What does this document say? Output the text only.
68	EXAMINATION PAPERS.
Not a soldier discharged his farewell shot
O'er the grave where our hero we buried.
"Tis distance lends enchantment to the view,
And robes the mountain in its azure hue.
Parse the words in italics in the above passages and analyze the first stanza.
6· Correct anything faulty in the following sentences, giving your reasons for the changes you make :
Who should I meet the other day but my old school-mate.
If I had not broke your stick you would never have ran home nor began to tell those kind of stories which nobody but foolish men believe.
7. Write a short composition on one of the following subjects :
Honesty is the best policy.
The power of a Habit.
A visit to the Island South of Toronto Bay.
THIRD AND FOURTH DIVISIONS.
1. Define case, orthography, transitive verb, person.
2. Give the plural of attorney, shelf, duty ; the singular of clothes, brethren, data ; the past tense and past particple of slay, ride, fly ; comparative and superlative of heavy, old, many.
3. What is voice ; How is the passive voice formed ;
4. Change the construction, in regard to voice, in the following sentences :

▬▬▬▬▬▬

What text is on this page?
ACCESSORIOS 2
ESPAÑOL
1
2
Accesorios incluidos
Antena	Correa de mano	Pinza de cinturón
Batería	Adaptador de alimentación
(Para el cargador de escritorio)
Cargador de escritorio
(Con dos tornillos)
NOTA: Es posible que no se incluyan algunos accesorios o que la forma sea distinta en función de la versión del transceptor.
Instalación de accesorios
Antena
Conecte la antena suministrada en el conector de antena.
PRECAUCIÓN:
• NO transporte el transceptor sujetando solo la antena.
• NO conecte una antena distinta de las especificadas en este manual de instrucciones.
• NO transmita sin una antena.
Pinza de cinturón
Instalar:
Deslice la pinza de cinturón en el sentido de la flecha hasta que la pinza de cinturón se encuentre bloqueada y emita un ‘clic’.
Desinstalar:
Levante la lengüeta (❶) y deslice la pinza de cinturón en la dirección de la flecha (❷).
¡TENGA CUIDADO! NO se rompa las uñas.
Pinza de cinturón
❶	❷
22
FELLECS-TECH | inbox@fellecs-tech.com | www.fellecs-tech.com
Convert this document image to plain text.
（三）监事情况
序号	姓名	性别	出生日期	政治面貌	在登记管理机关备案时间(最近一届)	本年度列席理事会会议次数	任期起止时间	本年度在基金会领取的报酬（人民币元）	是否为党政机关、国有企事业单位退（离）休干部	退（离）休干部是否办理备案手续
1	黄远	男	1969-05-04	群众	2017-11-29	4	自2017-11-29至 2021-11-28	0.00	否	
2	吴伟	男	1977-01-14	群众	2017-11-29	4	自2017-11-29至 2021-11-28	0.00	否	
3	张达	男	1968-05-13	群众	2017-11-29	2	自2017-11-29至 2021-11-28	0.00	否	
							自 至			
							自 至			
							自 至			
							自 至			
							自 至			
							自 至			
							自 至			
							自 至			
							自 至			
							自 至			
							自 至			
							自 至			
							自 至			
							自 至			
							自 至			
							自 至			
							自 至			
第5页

▬▬▬▬▬▬

* **Stated problem**:
Reproduce each line from the records that contains the word "your".

* **Output of the exercise**:
6· Correct anything faulty in the following sentences, giving your reasons for the changes you make :
If I had not broke your stick you would never have ran home nor began to tell those kind of stories which nobody but foolish men believe.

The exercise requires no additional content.